**THE PROBLEM**: Every line that includes the word "caption" is to be listed.

**THE DATA**:
╔══
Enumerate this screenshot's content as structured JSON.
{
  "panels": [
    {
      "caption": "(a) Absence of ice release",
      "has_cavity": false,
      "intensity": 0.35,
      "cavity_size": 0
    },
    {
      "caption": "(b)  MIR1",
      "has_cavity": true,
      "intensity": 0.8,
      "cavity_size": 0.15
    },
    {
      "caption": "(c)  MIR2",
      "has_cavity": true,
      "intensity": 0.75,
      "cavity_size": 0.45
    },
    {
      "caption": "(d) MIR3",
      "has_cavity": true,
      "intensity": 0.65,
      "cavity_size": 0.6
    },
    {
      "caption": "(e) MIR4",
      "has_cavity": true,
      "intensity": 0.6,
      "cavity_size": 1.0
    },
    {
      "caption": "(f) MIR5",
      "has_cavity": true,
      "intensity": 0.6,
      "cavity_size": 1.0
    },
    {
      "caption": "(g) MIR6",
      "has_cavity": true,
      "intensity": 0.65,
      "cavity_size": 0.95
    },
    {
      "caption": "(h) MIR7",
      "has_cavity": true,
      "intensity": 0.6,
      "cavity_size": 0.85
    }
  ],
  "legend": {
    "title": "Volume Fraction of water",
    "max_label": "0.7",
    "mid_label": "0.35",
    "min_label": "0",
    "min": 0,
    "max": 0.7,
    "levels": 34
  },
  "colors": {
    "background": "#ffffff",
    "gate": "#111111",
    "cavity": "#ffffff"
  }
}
╚══
**RESULT OF THIS TASK**:
      "caption": "(a) Absence of ice release",
      "caption": "(b)  MIR1",
      "caption": "(c)  MIR2",
      "caption": "(d) MIR3",
      "caption": "(e) MIR4",
      "caption": "(f) MIR5",
      "caption": "(g) MIR6",
      "caption": "(h) MIR7",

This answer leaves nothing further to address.